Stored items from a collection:
################

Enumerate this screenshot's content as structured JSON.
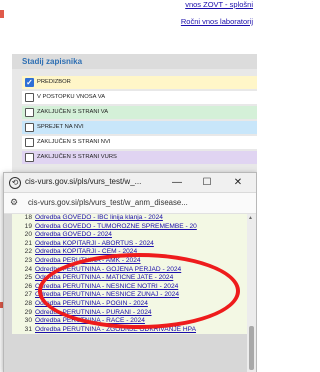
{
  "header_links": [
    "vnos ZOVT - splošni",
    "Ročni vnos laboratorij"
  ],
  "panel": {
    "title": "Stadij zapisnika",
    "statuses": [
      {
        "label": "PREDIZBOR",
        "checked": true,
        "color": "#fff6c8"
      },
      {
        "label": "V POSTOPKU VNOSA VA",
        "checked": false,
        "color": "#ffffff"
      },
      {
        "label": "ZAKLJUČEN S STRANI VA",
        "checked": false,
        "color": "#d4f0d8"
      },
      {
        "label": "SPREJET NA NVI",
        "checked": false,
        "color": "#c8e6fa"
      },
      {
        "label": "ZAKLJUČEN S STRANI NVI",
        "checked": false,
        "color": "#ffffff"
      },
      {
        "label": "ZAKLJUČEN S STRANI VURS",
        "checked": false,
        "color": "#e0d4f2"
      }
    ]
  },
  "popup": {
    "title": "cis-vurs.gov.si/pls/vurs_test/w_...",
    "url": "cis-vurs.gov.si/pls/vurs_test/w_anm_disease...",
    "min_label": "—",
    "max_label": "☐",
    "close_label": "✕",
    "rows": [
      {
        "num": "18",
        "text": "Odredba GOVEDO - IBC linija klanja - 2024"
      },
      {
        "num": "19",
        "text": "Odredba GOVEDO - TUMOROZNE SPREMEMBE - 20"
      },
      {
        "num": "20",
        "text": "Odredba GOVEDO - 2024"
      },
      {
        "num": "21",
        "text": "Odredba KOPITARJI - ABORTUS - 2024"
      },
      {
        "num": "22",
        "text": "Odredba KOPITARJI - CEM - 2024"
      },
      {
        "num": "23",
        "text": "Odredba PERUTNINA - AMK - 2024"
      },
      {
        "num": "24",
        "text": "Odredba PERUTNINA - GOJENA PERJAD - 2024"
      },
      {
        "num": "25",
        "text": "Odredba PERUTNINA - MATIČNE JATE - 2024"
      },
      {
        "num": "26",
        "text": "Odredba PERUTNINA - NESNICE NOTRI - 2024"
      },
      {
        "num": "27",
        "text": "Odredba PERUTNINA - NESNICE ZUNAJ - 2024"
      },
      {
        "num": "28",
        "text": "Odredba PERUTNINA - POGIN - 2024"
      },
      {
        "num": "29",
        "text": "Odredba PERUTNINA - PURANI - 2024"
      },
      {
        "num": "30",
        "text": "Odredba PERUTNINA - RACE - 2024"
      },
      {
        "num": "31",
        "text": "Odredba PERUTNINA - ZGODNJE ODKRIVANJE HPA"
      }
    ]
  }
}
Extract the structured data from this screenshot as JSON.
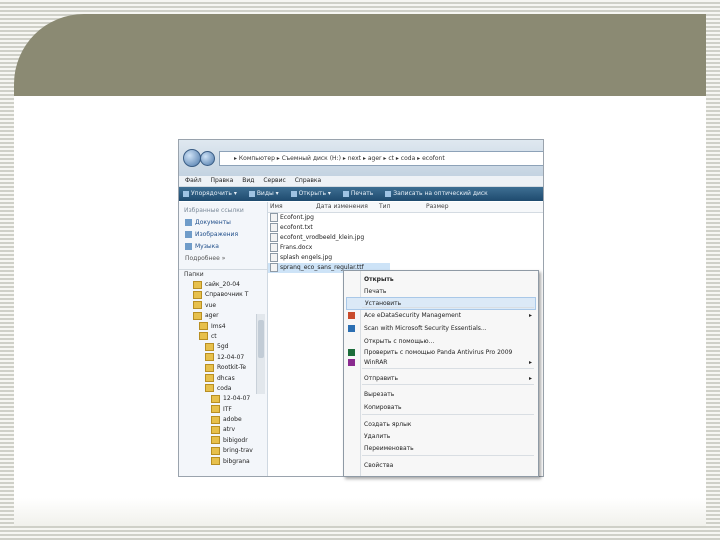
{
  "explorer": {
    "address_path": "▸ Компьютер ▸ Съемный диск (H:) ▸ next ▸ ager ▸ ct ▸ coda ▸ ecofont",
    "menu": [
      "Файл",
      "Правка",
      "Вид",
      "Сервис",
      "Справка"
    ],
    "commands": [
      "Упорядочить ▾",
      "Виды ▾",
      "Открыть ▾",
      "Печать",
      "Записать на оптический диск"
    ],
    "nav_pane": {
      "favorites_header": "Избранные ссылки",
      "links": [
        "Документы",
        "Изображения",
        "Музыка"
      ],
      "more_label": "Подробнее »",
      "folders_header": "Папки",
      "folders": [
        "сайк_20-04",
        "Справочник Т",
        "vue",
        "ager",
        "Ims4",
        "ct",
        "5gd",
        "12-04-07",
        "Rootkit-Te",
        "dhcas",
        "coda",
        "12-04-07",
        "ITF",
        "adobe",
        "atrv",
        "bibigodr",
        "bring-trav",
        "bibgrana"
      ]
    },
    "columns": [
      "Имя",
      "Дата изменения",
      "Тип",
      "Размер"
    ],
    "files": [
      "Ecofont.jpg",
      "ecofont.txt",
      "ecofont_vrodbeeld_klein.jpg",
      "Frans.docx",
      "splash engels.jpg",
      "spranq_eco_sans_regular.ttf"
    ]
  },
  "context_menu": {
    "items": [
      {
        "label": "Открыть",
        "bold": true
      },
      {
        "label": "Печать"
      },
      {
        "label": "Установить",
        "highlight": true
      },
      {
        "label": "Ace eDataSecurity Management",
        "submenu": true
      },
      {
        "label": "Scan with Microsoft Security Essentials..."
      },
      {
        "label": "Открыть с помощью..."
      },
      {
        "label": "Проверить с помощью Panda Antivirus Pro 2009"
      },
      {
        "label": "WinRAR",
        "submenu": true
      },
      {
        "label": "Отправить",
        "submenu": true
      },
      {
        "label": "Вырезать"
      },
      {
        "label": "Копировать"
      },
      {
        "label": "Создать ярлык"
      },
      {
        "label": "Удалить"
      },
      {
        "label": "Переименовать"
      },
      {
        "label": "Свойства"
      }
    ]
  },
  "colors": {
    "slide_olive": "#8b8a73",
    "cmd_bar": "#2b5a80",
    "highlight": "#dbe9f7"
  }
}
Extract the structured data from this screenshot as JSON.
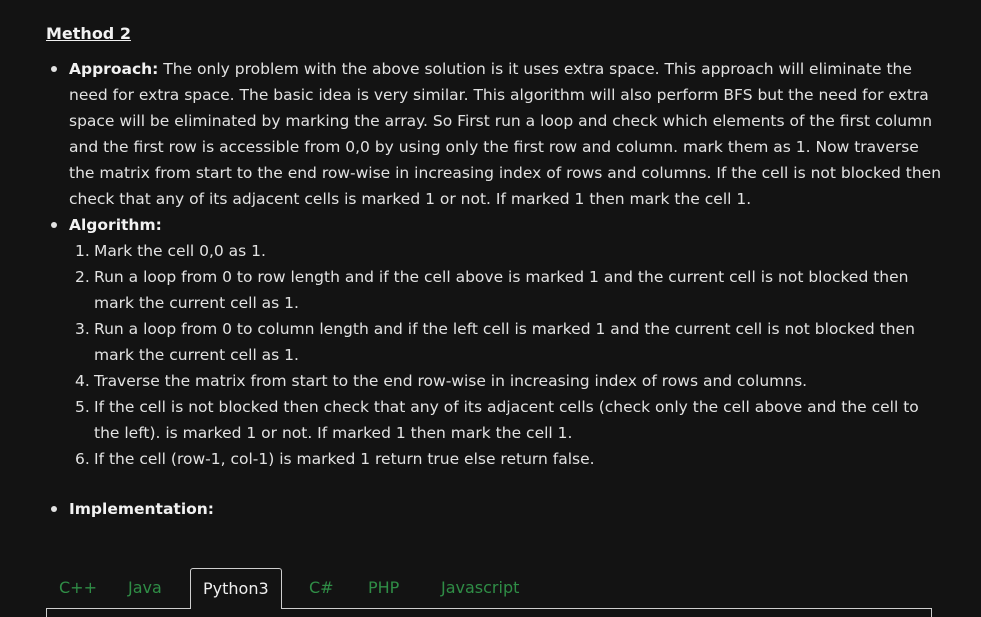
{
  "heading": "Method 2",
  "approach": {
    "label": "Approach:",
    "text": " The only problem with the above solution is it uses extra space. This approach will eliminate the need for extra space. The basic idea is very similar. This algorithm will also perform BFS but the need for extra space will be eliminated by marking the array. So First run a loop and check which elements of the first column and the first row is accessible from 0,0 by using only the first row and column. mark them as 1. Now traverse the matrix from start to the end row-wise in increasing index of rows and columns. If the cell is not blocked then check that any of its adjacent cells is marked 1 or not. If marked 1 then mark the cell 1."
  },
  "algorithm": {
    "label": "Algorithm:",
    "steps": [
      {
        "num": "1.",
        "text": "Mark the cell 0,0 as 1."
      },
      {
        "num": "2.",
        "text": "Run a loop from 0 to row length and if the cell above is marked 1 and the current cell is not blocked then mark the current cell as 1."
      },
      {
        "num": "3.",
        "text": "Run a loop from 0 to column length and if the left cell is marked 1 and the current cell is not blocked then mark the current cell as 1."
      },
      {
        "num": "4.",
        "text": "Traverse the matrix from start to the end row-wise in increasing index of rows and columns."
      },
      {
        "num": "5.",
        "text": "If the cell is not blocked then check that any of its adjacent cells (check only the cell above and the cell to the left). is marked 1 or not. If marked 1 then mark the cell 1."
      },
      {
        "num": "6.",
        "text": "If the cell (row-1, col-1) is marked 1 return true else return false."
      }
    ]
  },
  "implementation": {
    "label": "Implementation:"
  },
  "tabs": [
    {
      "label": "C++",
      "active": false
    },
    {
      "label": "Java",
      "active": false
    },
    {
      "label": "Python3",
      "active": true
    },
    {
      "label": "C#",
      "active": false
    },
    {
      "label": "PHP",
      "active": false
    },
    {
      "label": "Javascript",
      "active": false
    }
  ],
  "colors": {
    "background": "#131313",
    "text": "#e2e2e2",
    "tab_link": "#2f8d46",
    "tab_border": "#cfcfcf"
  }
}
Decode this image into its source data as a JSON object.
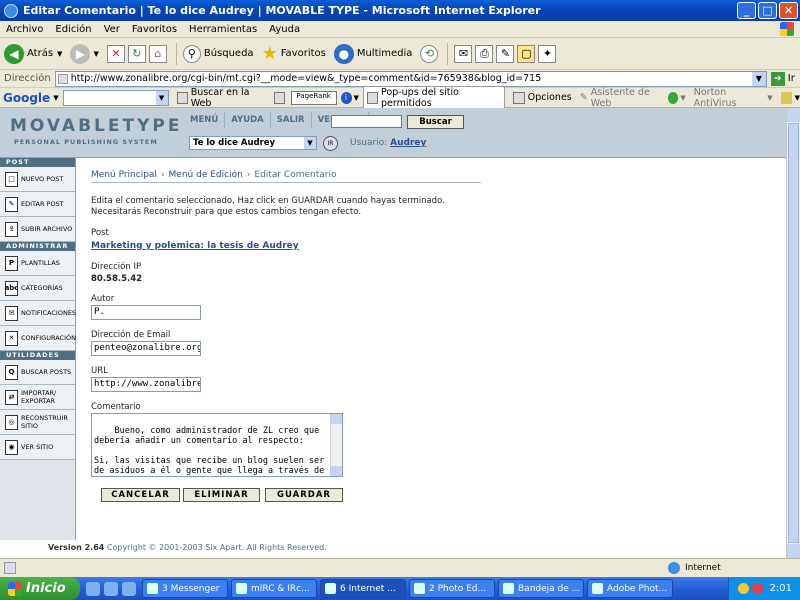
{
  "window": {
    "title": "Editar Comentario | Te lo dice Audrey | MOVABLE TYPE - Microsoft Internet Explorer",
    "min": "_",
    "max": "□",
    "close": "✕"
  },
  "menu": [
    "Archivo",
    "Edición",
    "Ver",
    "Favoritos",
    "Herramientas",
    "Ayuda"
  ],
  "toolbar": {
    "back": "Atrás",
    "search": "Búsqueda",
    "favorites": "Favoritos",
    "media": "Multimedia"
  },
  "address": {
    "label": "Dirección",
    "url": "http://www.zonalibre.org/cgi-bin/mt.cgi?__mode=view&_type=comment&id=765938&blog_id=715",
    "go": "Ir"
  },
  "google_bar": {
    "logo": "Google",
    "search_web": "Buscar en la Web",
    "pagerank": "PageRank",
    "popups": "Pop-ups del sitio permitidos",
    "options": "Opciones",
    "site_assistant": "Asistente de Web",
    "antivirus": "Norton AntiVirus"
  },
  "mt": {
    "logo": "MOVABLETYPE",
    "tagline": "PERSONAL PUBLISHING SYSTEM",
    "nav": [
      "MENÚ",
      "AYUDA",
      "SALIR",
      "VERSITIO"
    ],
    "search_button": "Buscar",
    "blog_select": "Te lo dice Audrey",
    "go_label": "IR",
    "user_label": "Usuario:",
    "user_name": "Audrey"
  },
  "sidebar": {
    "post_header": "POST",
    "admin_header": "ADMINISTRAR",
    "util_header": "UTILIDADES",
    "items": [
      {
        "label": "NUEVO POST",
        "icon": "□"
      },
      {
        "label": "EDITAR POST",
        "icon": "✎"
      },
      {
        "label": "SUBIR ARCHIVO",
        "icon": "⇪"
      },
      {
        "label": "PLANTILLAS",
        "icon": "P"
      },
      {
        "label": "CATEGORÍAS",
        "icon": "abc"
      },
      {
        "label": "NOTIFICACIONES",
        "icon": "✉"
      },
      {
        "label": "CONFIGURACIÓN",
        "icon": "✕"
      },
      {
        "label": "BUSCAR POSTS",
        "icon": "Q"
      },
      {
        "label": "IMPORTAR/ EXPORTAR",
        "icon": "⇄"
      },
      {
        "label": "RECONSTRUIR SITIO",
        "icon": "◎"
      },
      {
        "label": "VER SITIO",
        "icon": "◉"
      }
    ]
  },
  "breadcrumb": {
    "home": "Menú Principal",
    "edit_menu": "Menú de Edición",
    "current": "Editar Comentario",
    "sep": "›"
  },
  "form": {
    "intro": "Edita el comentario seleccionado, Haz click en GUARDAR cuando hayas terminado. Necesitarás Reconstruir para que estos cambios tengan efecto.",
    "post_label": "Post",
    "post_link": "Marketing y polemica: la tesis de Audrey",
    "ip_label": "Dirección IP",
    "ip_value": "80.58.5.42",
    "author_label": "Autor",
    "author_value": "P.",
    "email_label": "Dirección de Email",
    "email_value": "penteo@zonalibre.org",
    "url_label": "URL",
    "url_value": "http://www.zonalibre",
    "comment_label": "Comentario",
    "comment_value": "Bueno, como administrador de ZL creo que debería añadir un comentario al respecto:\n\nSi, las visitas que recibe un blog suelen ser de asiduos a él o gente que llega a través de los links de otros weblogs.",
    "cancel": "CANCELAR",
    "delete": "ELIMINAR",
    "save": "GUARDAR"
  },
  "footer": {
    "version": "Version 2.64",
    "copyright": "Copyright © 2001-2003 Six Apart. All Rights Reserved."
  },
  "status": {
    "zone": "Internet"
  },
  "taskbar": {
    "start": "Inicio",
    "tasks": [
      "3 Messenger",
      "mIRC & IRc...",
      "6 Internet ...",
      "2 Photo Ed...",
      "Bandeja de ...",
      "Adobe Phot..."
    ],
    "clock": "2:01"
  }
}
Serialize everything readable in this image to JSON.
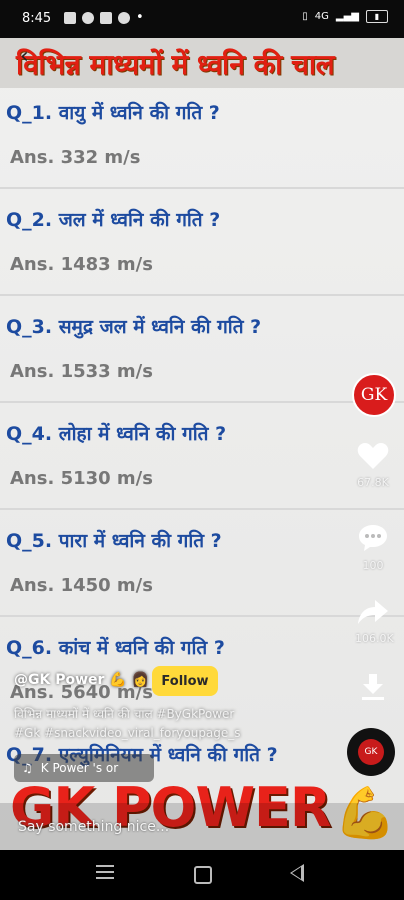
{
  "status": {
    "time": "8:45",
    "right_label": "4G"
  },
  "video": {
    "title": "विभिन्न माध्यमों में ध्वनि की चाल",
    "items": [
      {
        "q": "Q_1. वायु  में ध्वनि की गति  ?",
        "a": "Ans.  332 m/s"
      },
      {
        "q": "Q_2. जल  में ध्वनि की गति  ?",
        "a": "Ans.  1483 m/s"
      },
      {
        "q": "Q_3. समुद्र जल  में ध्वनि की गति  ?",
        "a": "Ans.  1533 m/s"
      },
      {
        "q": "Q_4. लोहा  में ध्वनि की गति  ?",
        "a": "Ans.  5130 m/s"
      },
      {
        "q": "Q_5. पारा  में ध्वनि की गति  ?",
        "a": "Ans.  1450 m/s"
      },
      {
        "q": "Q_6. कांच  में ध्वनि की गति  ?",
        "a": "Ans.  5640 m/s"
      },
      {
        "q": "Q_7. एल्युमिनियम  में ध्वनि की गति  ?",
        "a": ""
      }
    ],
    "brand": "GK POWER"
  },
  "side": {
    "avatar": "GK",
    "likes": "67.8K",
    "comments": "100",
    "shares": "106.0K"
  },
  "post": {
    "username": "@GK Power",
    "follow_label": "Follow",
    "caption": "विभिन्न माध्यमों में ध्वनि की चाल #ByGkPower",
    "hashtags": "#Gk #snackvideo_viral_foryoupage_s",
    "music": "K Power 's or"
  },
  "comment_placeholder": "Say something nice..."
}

################

[Work instructions]:
Considering only the records above, state the number of lines that include the word "Открыть", with nothing added.

[The answer]:
3